## [What is expected]
Copy, from the entries below, each line in which the string "this" appears.

## [Records for the task]
☆ ☆ ☆ ☆

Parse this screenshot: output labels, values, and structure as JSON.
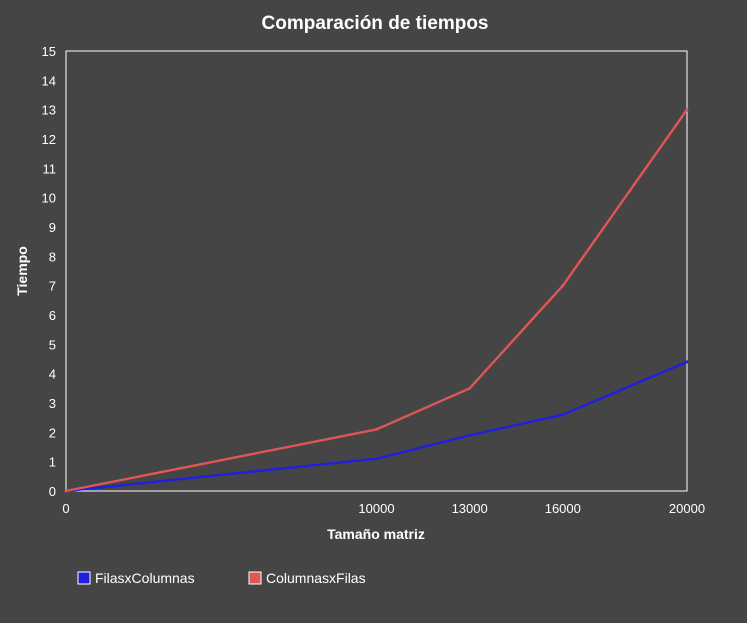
{
  "chart_data": {
    "type": "line",
    "title": "Comparación de tiempos",
    "xlabel": "Tamaño matriz",
    "ylabel": "Tiempo",
    "x": [
      0,
      10000,
      13000,
      16000,
      20000
    ],
    "x_tick_labels": [
      "0",
      "10000",
      "13000",
      "16000",
      "20000"
    ],
    "ylim": [
      0,
      15
    ],
    "y_ticks": [
      0,
      1,
      2,
      3,
      4,
      5,
      6,
      7,
      8,
      9,
      10,
      11,
      12,
      13,
      14,
      15
    ],
    "grid": false,
    "legend_position": "bottom-left",
    "series": [
      {
        "name": "FilasxColumnas",
        "color": "#1f1fe0",
        "values": [
          0,
          1.1,
          1.9,
          2.6,
          4.4
        ]
      },
      {
        "name": "ColumnasxFilas",
        "color": "#e05555",
        "values": [
          0,
          2.1,
          3.5,
          7.0,
          13.0
        ]
      }
    ]
  },
  "colors": {
    "background": "#454545",
    "plot_border": "#ffffff",
    "text": "#ffffff"
  }
}
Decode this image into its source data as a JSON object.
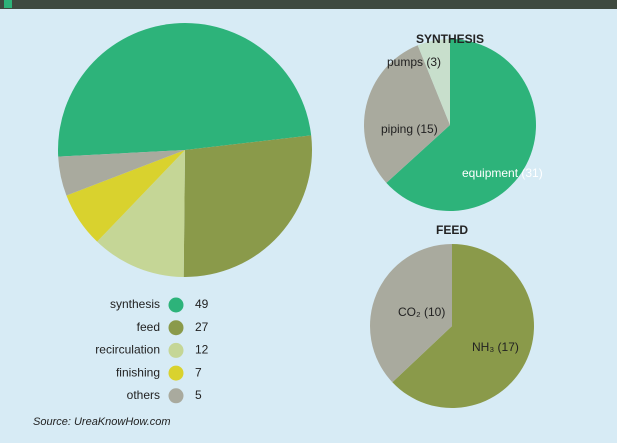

☆ ☆ ☆ ☆

## [Correct result]
Parse this screenshot: output labels, values, and structure as JSON.
Decode this image into its source data as a JSON object.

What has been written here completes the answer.